__Objective A__
Rewrite the stretch of the ZERO1 text from "ZERO1 Biennial History" through "reshaping contemporary culture.", swapping "visitors" for "attendees".

__Text segment__
|---|

ZERO1: The Art and Technology Network is a 501(c)(3) non-profit organization dedicated to connecting creative explorers from art, science, and technology to provoke new ideas that serve to shape a more resilient future.

History 
In 1995 high tech marketing pioneer Andy Cunningham, who had been instrumental to the success of companies such as Apple, Cisco, and HP, was inspired to bring artists and technologists together to explore and incubate art and ideas that would change the world. Five years later, Andy Cunningham, launched ZERO1 to encourage creativity at the intersection of art and technology and to produce a major festival celebrating this creative intersection.

The organization convenes artists and technologists, presents their collaborative efforts, sponsors artistic initiatives and exhibits the resulting work to the public. ZERO1 is the producer of ZERO1 Biennial, a multi-disciplinary, multi-venue event of visual and performing arts, the moving image, public art and interactive digital media.

ZERO1 Biennial History 
Established in 2006, the ZERO1 Biennial has presented the work of more than 650 artists from more than 60 countries, commissioned over 120 original works of art, attracted over 170,000 visitors from around the world, and contributed approximately $30 million in economic revenue to the region. The ZERO1 Biennial, distributed throughout Silicon Valley and the greater Bay Area, is North America's most significant and comprehensive showcase of work at the nexus of art and technology. Through curated exhibitions, public art installations, performances, and speaker events, the ZERO1 Biennial presents work by a global community of innovative artists who are reshaping contemporary culture.

|---|

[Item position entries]

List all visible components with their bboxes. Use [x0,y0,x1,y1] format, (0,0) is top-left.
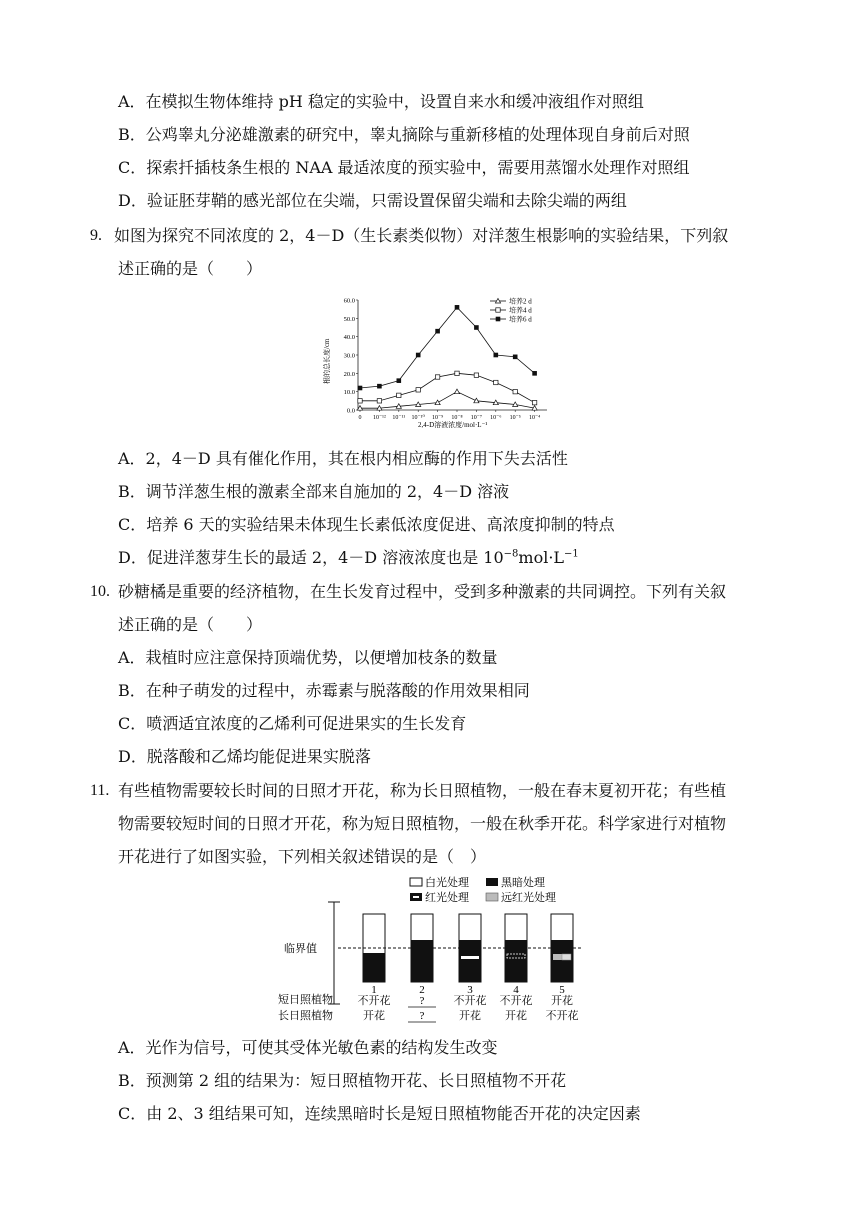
x-tick-label: 10⁻¹⁰ [411,415,425,421]
dark-segment [363,953,385,982]
legend-black-label: 黑暗处理 [501,877,545,889]
red-light-flash [461,956,479,959]
data-point [474,398,479,403]
q10-option-a: A．栽植时应注意保持顶端优势，以便增加枝条的数量 [118,648,498,667]
q8-option-c: C．探索扦插枝条生根的 NAA 最适浓度的预实验中，需要用蒸馏水处理作对照组 [118,158,690,177]
series-line [360,373,535,402]
data-point [474,373,478,377]
long-day-result: ? [419,1010,425,1022]
y-tick-label: 50.0 [343,315,355,323]
legend-marker [496,308,500,312]
x-tick-label: 10⁻¹¹ [392,415,406,421]
legend-red-swatch-mark [413,896,419,898]
red-light-flash [507,954,525,958]
x-tick-label: 10⁻⁹ [431,415,444,421]
q11-stem-line1: 有些植物需要较长时间的日照才开花，称为长日照植物，一般在春末夏初开花；有些植 [118,781,727,800]
q10-stem-line2: 述正确的是（ ） [118,615,263,634]
y-tick-label: 10.0 [343,389,355,397]
q10-stem-line1: 砂糖橘是重要的经济植物，在生长发育过程中，受到多种激素的共同调控。下列有关叙 [118,582,727,601]
q9-stem-line2: 述正确的是（ ） [118,259,263,278]
data-point [532,371,537,376]
y-tick-label: 40.0 [343,334,355,342]
q11-stem-line2: 物需要较短时间的日照才开花，称为短日照植物，一般在秋季开花。科学家进行对植物 [118,814,727,833]
q11-option-c: C．由 2、3 组结果可知，连续黑暗时长是短日照植物能否开花的决定因素 [118,1104,641,1123]
group-number: 1 [371,984,377,996]
q9-option-a: A．2，4－D 具有催化作用，其在根内相应酶的作用下失去活性 [118,449,568,468]
x-axis-label: 2,4-D溶液浓度/mol·L⁻¹ [418,421,488,428]
data-point [513,389,517,393]
q9-option-d [118,548,579,568]
data-point [454,389,459,394]
q9-option-d-text: D．促进洋葱芽生长的最适 2，4－D 溶液浓度也是 10 [118,548,504,567]
long-day-result: 开花 [505,1010,527,1022]
far-red-light-flash [562,954,571,960]
x-tick-label: 10⁻⁷ [470,415,483,421]
q10-option-b: B．在种子萌发的过程中，赤霉素与脱落酸的作用效果相同 [118,681,530,700]
legend-black-swatch [486,878,498,886]
dark-segment [551,940,573,982]
x-tick-label: 10⁻⁵ [509,415,521,421]
data-point [435,375,439,379]
q11-option-a: A．光作为信号，可使其受体光敏色素的结构发生改变 [118,1038,498,1057]
q8-option-d: D．验证胚芽鞘的感光部位在尖端，只需设置保留尖端和去除尖端的两组 [118,191,627,210]
row-label-long-day: 长日照植物 [278,1010,333,1022]
q11-photoperiod-figure [276,872,588,1026]
x-tick-label: 10⁻¹² [373,415,386,421]
q9-stem-line1: 如图为探究不同浓度的 2，4－D（生长素类似物）对洋葱生根影响的实验结果，下列叙 [114,226,729,245]
legend-white-label: 白光处理 [425,877,469,889]
q10-option-d: D．脱落酸和乙烯均能促进果实脱落 [118,747,371,766]
q11-option-b: B．预测第 2 组的结果为：短日照植物开花、长日照植物不开花 [118,1071,567,1090]
x-tick-label: 10⁻⁶ [490,415,502,421]
group-number: 5 [559,984,565,996]
q9-option-d-exponent: −8 [503,548,519,560]
data-point [416,388,420,392]
data-point [397,378,402,383]
q9-option-b: B．调节洋葱生根的激素全部来自施加的 2，4－D 溶液 [118,482,510,501]
data-point [377,399,381,403]
q9-option-d-unit: mol·L [518,548,565,567]
data-point [358,386,363,391]
legend-farred-swatch [486,893,498,901]
row-label-short-day: 短日照植物 [278,994,333,1006]
q8-option-b: B．公鸡睾丸分泌雄激素的研究中，睾丸摘除与重新移植的处理体现自身前后对照 [118,125,690,144]
y-tick-label: 20.0 [343,370,355,378]
q9-option-d-unit-exponent: −1 [564,548,579,560]
group-number: 4 [513,984,519,996]
data-point [397,393,401,397]
legend-white-swatch [410,878,422,886]
legend-label: 培养4 d [509,306,532,315]
short-day-result: 开花 [551,995,573,1007]
data-point [494,380,498,384]
legend-label: 培养6 d [509,315,532,324]
data-point [377,384,382,389]
q9-option-c: C．培养 6 天的实验结果未体现生长素低浓度促进、高浓度抑制的特点 [118,515,615,534]
y-axis-label: 根的总长度/cm [323,338,331,384]
data-point [513,355,518,360]
q10-number: 10. [90,583,110,600]
series-2 [358,371,537,405]
data-point [455,305,460,310]
legend-farred-label: 远红光处理 [501,892,556,904]
legend-red-label: 红光处理 [425,892,469,904]
q11-stem-line3: 开花进行了如图实验，下列相关叙述错误的是（ ） [118,847,487,866]
data-point [416,353,421,358]
short-day-result: 不开花 [453,995,487,1007]
data-point [435,329,440,334]
data-point [358,399,362,403]
x-tick-label: 10⁻⁴ [528,415,541,421]
legend-label: 培养2 d [509,297,532,306]
y-tick-label: 60.0 [343,297,355,305]
series-line [360,392,535,409]
short-day-result: 不开花 [499,995,533,1007]
y-tick-label: 30.0 [343,352,355,360]
long-day-result: 不开花 [545,1010,579,1022]
legend-marker [496,317,501,322]
y-tick-label: 0.0 [346,407,355,415]
group-number: 3 [467,984,473,996]
long-day-result: 开花 [363,1010,385,1022]
q9-line-chart [318,292,554,428]
q8-option-a: A．在模拟生物体维持 pH 稳定的实验中，设置自来水和缓冲液组作对照组 [118,92,644,111]
data-point [455,371,459,375]
q10-option-c: C．喷洒适宜浓度的乙烯利可促进果实的生长发育 [118,714,467,733]
short-day-result: ? [419,995,425,1007]
threshold-label: 临界值 [284,943,317,955]
data-point [494,353,499,358]
long-day-result: 开花 [459,1010,481,1022]
x-tick-label: 10⁻⁸ [451,415,463,421]
data-point [435,400,440,405]
dark-segment [411,940,433,982]
data-point [474,325,479,330]
data-point [532,400,536,404]
q9-number: 9. [90,227,102,244]
dark-segment [505,940,527,982]
short-day-result: 不开花 [357,995,391,1007]
q11-number: 11. [90,782,110,799]
x-tick-label: 0 [358,415,362,421]
dark-segment [459,940,481,982]
red-light-flash [553,954,562,960]
group-number: 2 [419,984,425,996]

|---|

__Objective B__
From the item position entries, quote the stretch from the line containing "x-tick-label: 10⁻¹⁰ [411,415,425,421]" through the line containing "q10-option-b: B．在种子萌发的过程中，赤霉素与脱落酸的作用效果相同 [118,681,530,700]".

__Expected output A__
ZERO1 Biennial History 
Established in 2006, the ZERO1 Biennial has presented the work of more than 650 artists from more than 60 countries, commissioned over 120 original works of art, attracted over 170,000 attendees from around the world, and contributed approximately $30 million in economic revenue to the region. The ZERO1 Biennial, distributed throughout Silicon Valley and the greater Bay Area, is North America's most significant and comprehensive showcase of work at the nexus of art and technology. Through curated exhibitions, public art installations, performances, and speaker events, the ZERO1 Biennial presents work by a global community of innovative artists who are reshaping contemporary culture.

__Expected output B__
x-tick-label: 10⁻¹⁰ [411,415,425,421]
dark-segment [363,953,385,982]
legend-black-label: 黑暗处理 [501,877,545,889]
red-light-flash [461,956,479,959]
data-point [474,398,479,403]
q10-option-a: A．栽植时应注意保持顶端优势，以便增加枝条的数量 [118,648,498,667]
q8-option-c: C．探索扦插枝条生根的 NAA 最适浓度的预实验中，需要用蒸馏水处理作对照组 [118,158,690,177]
series-line [360,373,535,402]
data-point [474,373,478,377]
long-day-result: ? [419,1010,425,1022]
y-tick-label: 50.0 [343,315,355,323]
legend-marker [496,308,500,312]
x-tick-label: 10⁻¹¹ [392,415,406,421]
legend-red-swatch-mark [413,896,419,898]
red-light-flash [507,954,525,958]
x-tick-label: 10⁻⁹ [431,415,444,421]
q11-stem-line1: 有些植物需要较长时间的日照才开花，称为长日照植物，一般在春末夏初开花；有些植 [118,781,727,800]
q10-stem-line2: 述正确的是（ ） [118,615,263,634]
y-tick-label: 10.0 [343,389,355,397]
q10-stem-line1: 砂糖橘是重要的经济植物，在生长发育过程中，受到多种激素的共同调控。下列有关叙 [118,582,727,601]
q9-stem-line2: 述正确的是（ ） [118,259,263,278]
data-point [532,371,537,376]
y-tick-label: 40.0 [343,334,355,342]
q11-stem-line2: 物需要较短时间的日照才开花，称为短日照植物，一般在秋季开花。科学家进行对植物 [118,814,727,833]
q11-option-c: C．由 2、3 组结果可知，连续黑暗时长是短日照植物能否开花的决定因素 [118,1104,641,1123]
group-number: 1 [371,984,377,996]
q9-option-a: A．2，4－D 具有催化作用，其在根内相应酶的作用下失去活性 [118,449,568,468]
x-axis-label: 2,4-D溶液浓度/mol·L⁻¹ [418,421,488,428]
data-point [513,389,517,393]
q9-option-d [118,548,579,568]
data-point [454,389,459,394]
q9-option-d-text: D．促进洋葱芽生长的最适 2，4－D 溶液浓度也是 10 [118,548,504,567]
long-day-result: 开花 [505,1010,527,1022]
far-red-light-flash [562,954,571,960]
x-tick-label: 10⁻⁷ [470,415,483,421]
q10-option-b: B．在种子萌发的过程中，赤霉素与脱落酸的作用效果相同 [118,681,530,700]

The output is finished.